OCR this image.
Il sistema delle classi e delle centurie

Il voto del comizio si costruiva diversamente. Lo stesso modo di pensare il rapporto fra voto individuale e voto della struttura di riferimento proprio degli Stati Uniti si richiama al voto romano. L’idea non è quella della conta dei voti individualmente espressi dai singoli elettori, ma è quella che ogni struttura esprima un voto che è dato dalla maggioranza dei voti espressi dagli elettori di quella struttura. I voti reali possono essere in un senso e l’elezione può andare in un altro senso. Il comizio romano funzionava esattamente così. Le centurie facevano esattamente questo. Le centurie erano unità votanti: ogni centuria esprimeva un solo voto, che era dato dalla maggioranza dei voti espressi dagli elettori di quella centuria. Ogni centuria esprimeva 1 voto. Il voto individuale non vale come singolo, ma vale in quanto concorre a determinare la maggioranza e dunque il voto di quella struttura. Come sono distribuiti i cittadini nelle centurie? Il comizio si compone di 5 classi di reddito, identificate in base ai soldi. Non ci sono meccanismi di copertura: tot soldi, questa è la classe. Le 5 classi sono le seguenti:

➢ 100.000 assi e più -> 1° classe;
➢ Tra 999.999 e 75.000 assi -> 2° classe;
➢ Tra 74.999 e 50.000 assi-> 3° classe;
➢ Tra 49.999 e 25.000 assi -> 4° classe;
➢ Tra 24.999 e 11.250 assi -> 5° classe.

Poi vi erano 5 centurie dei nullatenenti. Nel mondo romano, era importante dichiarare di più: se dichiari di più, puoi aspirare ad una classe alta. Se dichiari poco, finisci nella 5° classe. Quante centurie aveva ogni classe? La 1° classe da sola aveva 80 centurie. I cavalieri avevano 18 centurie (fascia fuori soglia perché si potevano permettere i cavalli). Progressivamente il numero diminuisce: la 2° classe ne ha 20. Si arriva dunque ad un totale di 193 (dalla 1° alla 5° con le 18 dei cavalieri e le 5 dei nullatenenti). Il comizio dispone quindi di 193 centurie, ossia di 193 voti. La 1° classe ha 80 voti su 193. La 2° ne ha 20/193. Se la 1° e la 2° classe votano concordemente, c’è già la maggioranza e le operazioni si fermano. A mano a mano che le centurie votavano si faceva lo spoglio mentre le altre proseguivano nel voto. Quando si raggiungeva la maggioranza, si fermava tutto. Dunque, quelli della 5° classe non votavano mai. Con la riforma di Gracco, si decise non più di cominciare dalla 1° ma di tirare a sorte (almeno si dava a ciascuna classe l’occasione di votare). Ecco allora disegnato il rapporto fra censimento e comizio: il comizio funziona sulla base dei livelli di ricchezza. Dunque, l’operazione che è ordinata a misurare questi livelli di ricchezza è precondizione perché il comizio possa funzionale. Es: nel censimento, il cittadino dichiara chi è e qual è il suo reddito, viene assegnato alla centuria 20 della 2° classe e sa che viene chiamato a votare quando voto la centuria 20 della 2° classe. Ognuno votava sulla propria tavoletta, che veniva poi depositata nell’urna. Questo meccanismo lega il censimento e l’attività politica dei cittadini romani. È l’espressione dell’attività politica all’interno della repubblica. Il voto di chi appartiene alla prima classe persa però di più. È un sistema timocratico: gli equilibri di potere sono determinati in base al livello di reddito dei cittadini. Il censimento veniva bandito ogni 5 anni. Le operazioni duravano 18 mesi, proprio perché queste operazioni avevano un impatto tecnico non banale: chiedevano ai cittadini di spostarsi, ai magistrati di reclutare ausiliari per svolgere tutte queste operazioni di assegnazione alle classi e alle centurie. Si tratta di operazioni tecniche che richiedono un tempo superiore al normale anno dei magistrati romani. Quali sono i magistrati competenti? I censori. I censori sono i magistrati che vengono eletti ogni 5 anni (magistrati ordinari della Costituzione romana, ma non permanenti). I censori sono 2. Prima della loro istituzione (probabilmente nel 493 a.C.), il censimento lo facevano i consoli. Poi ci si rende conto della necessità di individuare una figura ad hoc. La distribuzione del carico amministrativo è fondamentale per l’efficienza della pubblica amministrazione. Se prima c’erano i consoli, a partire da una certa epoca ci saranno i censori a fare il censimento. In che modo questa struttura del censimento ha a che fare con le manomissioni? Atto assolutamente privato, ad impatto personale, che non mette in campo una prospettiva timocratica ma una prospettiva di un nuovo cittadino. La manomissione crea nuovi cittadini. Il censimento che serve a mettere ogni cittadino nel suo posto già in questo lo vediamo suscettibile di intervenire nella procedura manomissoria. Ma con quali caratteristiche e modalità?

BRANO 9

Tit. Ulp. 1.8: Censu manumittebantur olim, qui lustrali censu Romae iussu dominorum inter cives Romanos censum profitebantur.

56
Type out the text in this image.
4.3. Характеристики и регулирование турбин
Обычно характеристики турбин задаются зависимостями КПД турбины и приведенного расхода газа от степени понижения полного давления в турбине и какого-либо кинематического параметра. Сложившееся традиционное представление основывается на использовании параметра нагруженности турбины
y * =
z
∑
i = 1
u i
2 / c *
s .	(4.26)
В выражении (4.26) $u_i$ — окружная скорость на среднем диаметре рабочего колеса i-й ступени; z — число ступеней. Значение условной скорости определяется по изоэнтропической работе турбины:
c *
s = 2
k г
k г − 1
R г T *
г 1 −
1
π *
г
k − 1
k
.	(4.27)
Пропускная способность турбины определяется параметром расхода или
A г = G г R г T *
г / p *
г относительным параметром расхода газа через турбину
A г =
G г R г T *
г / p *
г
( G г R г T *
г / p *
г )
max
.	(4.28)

WHAT IS REQUIRED: Output only the lines from the one holding "Type out the text in this image." through the last line above, exactly as they appear.

RESULT OF THE EXERCISE:
Type out the text in this image.
4.3. Характеристики и регулирование турбин
Обычно характеристики турбин задаются зависимостями КПД турбины и приведенного расхода газа от степени понижения полного давления в турбине и какого-либо кинематического параметра. Сложившееся традиционное представление основывается на использовании параметра нагруженности турбины
y * =
z
∑
i = 1
u i
2 / c *
s .	(4.26)
В выражении (4.26) $u_i$ — окружная скорость на среднем диаметре рабочего колеса i-й ступени; z — число ступеней. Значение условной скорости определяется по изоэнтропической работе турбины:
c *
s = 2
k г
k г − 1
R г T *
г 1 −
1
π *
г
k − 1
k
.	(4.27)
Пропускная способность турбины определяется параметром расхода или
A г = G г R г T *
г / p *
г относительным параметром расхода газа через турбину
A г =
G г R г T *
г / p *
г
( G г R г T *
г / p *
г )
max
.	(4.28)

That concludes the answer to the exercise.